[Stored data entries]

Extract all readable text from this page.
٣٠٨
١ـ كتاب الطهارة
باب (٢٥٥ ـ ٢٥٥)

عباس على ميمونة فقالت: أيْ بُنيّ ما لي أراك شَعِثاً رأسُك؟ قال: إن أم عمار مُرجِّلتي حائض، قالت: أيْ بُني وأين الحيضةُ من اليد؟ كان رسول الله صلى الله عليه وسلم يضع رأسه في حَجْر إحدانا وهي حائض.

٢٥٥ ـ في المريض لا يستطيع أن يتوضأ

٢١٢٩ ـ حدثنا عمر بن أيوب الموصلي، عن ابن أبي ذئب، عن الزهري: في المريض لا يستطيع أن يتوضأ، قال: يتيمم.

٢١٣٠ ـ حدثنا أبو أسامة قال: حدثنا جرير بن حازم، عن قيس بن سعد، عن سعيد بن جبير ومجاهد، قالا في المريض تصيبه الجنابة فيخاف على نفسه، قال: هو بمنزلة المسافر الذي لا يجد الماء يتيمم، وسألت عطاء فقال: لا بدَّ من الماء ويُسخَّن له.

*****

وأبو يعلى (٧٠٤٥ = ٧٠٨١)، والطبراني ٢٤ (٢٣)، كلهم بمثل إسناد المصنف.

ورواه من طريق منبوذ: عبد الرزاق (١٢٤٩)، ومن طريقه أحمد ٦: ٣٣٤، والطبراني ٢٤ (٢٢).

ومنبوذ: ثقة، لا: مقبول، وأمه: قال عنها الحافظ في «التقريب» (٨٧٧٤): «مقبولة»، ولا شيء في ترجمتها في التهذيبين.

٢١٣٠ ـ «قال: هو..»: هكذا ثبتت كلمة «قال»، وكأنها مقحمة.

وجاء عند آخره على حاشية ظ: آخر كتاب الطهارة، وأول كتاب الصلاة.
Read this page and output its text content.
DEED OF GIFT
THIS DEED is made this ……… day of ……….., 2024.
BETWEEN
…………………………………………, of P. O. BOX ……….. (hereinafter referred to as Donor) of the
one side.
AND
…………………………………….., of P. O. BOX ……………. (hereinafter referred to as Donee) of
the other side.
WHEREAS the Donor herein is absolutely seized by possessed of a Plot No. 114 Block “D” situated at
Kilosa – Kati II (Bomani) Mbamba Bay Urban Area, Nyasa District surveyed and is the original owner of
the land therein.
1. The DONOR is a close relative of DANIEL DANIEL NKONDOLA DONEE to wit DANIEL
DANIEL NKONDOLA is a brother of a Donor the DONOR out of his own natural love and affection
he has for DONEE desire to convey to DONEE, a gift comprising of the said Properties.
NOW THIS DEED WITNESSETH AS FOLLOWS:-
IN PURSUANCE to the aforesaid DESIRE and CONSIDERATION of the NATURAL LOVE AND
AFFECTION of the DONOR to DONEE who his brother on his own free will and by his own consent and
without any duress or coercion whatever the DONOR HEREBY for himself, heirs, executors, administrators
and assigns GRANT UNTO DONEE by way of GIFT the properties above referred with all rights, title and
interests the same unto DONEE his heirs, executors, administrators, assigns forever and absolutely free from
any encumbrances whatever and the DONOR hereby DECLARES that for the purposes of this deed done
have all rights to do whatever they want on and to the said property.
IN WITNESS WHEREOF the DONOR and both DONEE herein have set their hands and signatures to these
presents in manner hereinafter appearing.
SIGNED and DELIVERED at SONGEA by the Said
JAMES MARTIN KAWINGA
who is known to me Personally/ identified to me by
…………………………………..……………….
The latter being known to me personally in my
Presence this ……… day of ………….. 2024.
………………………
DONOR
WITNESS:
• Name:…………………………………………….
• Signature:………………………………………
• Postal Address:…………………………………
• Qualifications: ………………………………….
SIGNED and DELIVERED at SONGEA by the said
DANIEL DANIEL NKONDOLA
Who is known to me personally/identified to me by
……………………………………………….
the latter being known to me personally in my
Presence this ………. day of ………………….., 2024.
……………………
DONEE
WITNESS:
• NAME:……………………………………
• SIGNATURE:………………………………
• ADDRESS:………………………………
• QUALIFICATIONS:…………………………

Request:
Look through the entries above; copy every line holding the string "assigns".

Exercise result:
and assigns GRANT UNTO DONEE by way of GIFT the properties above referred with all rights, title and
interests the same unto DONEE his heirs, executors, administrators, assigns forever and absolutely free from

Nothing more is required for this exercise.